SET PROBLEM: Wherever a line in the data below holds "color", copy that line.

EXERCISE MATERIALS:
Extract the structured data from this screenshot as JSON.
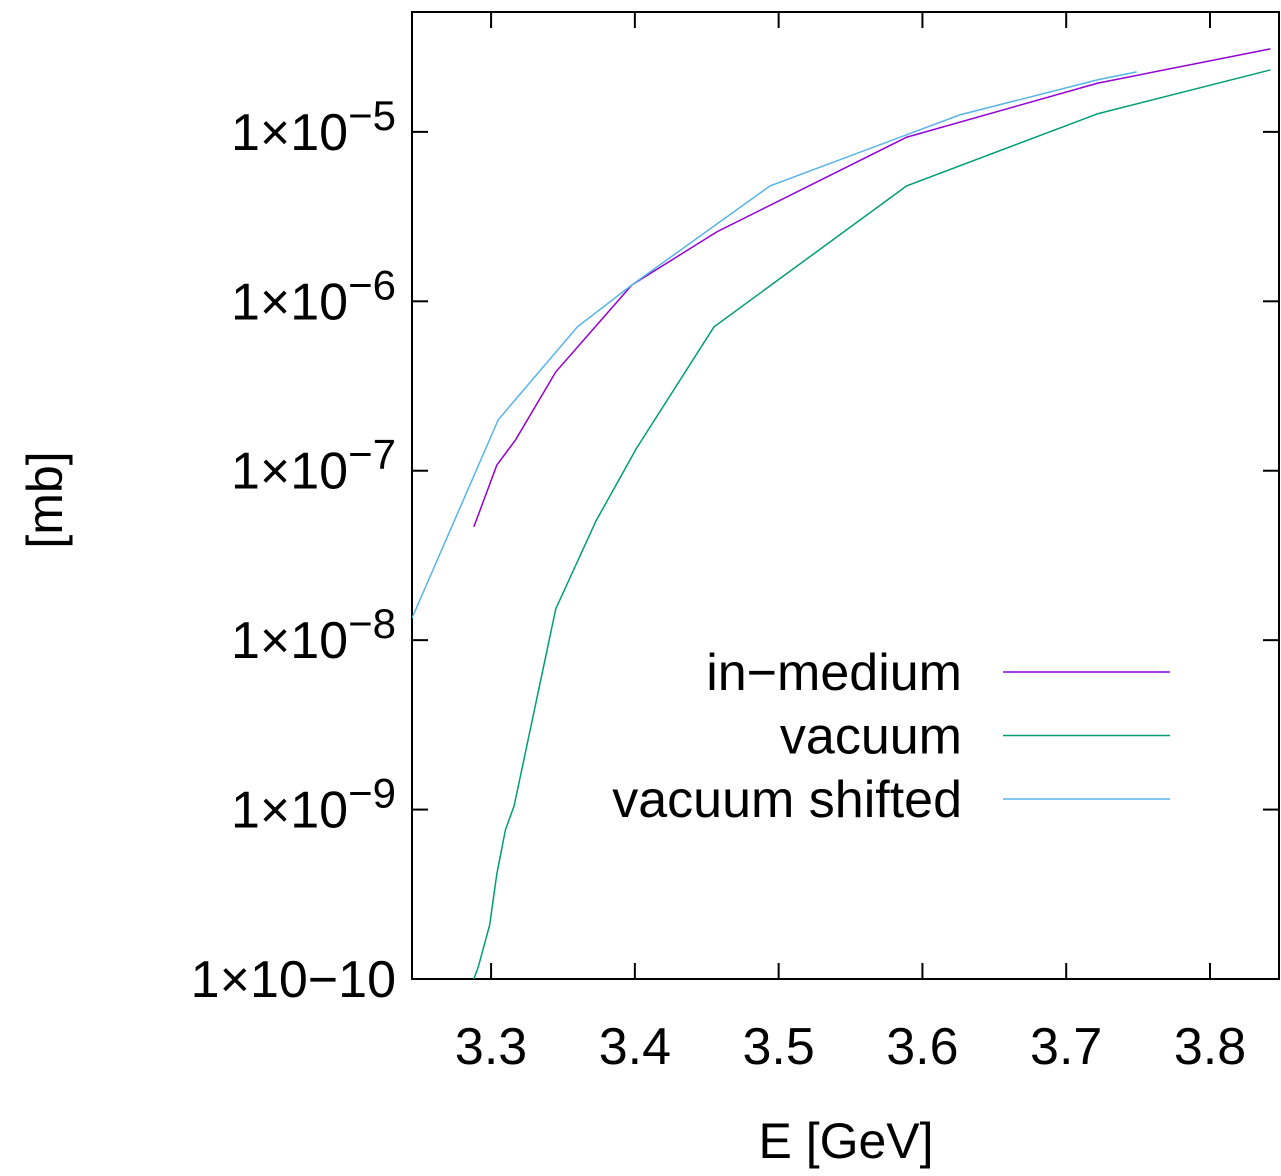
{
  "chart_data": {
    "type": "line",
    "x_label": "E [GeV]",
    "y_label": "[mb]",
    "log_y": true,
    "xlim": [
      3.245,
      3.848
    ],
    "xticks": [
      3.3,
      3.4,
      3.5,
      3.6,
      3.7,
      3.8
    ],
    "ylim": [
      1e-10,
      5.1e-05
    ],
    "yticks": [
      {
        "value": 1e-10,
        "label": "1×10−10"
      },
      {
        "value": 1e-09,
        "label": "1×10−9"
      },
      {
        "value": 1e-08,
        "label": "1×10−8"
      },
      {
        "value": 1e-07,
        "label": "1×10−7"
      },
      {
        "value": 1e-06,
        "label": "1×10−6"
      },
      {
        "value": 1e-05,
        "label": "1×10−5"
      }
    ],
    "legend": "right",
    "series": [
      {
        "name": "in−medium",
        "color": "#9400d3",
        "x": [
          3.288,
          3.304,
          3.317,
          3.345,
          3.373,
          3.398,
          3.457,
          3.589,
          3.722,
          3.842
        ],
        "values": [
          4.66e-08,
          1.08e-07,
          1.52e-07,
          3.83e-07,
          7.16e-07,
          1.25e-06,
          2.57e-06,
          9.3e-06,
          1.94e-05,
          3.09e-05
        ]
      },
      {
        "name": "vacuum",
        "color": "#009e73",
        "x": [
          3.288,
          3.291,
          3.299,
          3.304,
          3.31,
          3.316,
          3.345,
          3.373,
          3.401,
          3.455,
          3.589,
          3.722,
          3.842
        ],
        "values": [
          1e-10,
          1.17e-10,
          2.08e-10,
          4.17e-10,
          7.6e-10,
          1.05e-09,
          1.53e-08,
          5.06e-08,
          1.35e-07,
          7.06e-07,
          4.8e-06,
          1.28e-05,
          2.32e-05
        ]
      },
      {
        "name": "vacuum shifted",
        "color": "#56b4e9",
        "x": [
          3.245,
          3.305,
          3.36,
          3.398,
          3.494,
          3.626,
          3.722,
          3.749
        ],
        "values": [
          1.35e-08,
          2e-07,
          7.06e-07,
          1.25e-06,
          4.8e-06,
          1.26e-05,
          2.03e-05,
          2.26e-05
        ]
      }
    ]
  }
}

RESPONSE TO THIS EXERCISE:
        "color": "#9400d3",
        "color": "#009e73",
        "color": "#56b4e9",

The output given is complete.